» **GIVEN REQUEST**: Please return the full listing below without altering anything.

» **RECORDS TO USE**:
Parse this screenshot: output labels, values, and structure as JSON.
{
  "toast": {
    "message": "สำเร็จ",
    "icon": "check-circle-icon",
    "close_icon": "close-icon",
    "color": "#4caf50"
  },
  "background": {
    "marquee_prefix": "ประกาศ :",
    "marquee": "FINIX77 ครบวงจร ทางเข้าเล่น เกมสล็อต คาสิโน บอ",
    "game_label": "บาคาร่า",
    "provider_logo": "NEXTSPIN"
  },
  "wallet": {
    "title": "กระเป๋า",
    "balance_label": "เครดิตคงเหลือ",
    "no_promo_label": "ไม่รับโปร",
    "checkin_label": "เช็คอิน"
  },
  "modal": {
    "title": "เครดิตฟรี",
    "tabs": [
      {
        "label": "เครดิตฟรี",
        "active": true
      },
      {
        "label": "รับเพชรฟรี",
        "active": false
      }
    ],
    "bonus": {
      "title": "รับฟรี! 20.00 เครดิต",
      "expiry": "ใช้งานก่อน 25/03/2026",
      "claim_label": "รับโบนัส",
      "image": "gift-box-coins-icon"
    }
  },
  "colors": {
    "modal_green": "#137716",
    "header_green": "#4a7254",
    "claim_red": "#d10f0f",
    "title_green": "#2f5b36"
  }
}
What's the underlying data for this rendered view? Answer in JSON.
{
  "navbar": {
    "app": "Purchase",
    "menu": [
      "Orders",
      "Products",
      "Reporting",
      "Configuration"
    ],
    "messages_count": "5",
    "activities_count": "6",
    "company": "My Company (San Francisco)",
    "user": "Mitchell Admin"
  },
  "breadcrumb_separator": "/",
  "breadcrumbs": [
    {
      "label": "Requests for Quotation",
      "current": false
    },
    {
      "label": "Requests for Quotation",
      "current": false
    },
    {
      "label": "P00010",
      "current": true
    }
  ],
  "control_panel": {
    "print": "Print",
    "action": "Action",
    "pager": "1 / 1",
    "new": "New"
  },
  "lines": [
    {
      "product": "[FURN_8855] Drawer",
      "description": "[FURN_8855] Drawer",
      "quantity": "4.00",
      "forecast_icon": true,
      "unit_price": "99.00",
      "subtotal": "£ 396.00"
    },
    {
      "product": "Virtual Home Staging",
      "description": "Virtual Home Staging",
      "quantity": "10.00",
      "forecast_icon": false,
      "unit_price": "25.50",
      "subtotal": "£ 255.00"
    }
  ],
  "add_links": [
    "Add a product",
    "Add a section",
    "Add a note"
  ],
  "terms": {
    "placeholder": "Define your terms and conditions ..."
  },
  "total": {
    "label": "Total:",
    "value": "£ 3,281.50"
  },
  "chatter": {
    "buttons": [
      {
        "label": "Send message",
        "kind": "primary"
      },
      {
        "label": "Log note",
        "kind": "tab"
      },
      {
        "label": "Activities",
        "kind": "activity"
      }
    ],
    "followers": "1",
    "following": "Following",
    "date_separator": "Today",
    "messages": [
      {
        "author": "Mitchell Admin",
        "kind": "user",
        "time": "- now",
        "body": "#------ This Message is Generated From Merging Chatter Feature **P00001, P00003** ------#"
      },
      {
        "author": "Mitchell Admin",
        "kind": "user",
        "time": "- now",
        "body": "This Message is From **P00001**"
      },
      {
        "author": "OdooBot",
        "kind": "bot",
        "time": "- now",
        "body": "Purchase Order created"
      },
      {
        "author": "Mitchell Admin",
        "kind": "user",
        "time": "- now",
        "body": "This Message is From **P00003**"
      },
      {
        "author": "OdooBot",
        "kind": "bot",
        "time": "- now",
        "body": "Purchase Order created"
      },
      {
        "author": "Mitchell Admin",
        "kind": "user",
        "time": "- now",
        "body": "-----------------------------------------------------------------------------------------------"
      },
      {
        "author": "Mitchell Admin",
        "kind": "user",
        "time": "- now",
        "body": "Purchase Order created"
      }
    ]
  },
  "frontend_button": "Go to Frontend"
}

» **SOLUTION BELOW**:
Parse this screenshot: output labels, values, and structure as JSON.
{
  "toast": {
    "message": "สำเร็จ",
    "icon": "check-circle-icon",
    "close_icon": "close-icon",
    "color": "#4caf50"
  },
  "background": {
    "marquee_prefix": "ประกาศ :",
    "marquee": "FINIX77 ครบวงจร ทางเข้าเล่น เกมสล็อต คาสิโน บอ",
    "game_label": "บาคาร่า",
    "provider_logo": "NEXTSPIN"
  },
  "wallet": {
    "title": "กระเป๋า",
    "balance_label": "เครดิตคงเหลือ",
    "no_promo_label": "ไม่รับโปร",
    "checkin_label": "เช็คอิน"
  },
  "modal": {
    "title": "เครดิตฟรี",
    "tabs": [
      {
        "label": "เครดิตฟรี",
        "active": true
      },
      {
        "label": "รับเพชรฟรี",
        "active": false
      }
    ],
    "bonus": {
      "title": "รับฟรี! 20.00 เครดิต",
      "expiry": "ใช้งานก่อน 25/03/2026",
      "claim_label": "รับโบนัส",
      "image": "gift-box-coins-icon"
    }
  },
  "colors": {
    "modal_green": "#137716",
    "header_green": "#4a7254",
    "claim_red": "#d10f0f",
    "title_green": "#2f5b36"
  }
}
What's the underlying data for this rendered view? Answer in JSON.
{
  "navbar": {
    "app": "Purchase",
    "menu": [
      "Orders",
      "Products",
      "Reporting",
      "Configuration"
    ],
    "messages_count": "5",
    "activities_count": "6",
    "company": "My Company (San Francisco)",
    "user": "Mitchell Admin"
  },
  "breadcrumb_separator": "/",
  "breadcrumbs": [
    {
      "label": "Requests for Quotation",
      "current": false
    },
    {
      "label": "Requests for Quotation",
      "current": false
    },
    {
      "label": "P00010",
      "current": true
    }
  ],
  "control_panel": {
    "print": "Print",
    "action": "Action",
    "pager": "1 / 1",
    "new": "New"
  },
  "lines": [
    {
      "product": "[FURN_8855] Drawer",
      "description": "[FURN_8855] Drawer",
      "quantity": "4.00",
      "forecast_icon": true,
      "unit_price": "99.00",
      "subtotal": "£ 396.00"
    },
    {
      "product": "Virtual Home Staging",
      "description": "Virtual Home Staging",
      "quantity": "10.00",
      "forecast_icon": false,
      "unit_price": "25.50",
      "subtotal": "£ 255.00"
    }
  ],
  "add_links": [
    "Add a product",
    "Add a section",
    "Add a note"
  ],
  "terms": {
    "placeholder": "Define your terms and conditions ..."
  },
  "total": {
    "label": "Total:",
    "value": "£ 3,281.50"
  },
  "chatter": {
    "buttons": [
      {
        "label": "Send message",
        "kind": "primary"
      },
      {
        "label": "Log note",
        "kind": "tab"
      },
      {
        "label": "Activities",
        "kind": "activity"
      }
    ],
    "followers": "1",
    "following": "Following",
    "date_separator": "Today",
    "messages": [
      {
        "author": "Mitchell Admin",
        "kind": "user",
        "time": "- now",
        "body": "#------ This Message is Generated From Merging Chatter Feature **P00001, P00003** ------#"
      },
      {
        "author": "Mitchell Admin",
        "kind": "user",
        "time": "- now",
        "body": "This Message is From **P00001**"
      },
      {
        "author": "OdooBot",
        "kind": "bot",
        "time": "- now",
        "body": "Purchase Order created"
      },
      {
        "author": "Mitchell Admin",
        "kind": "user",
        "time": "- now",
        "body": "This Message is From **P00003**"
      },
      {
        "author": "OdooBot",
        "kind": "bot",
        "time": "- now",
        "body": "Purchase Order created"
      },
      {
        "author": "Mitchell Admin",
        "kind": "user",
        "time": "- now",
        "body": "-----------------------------------------------------------------------------------------------"
      },
      {
        "author": "Mitchell Admin",
        "kind": "user",
        "time": "- now",
        "body": "Purchase Order created"
      }
    ]
  },
  "frontend_button": "Go to Frontend"
}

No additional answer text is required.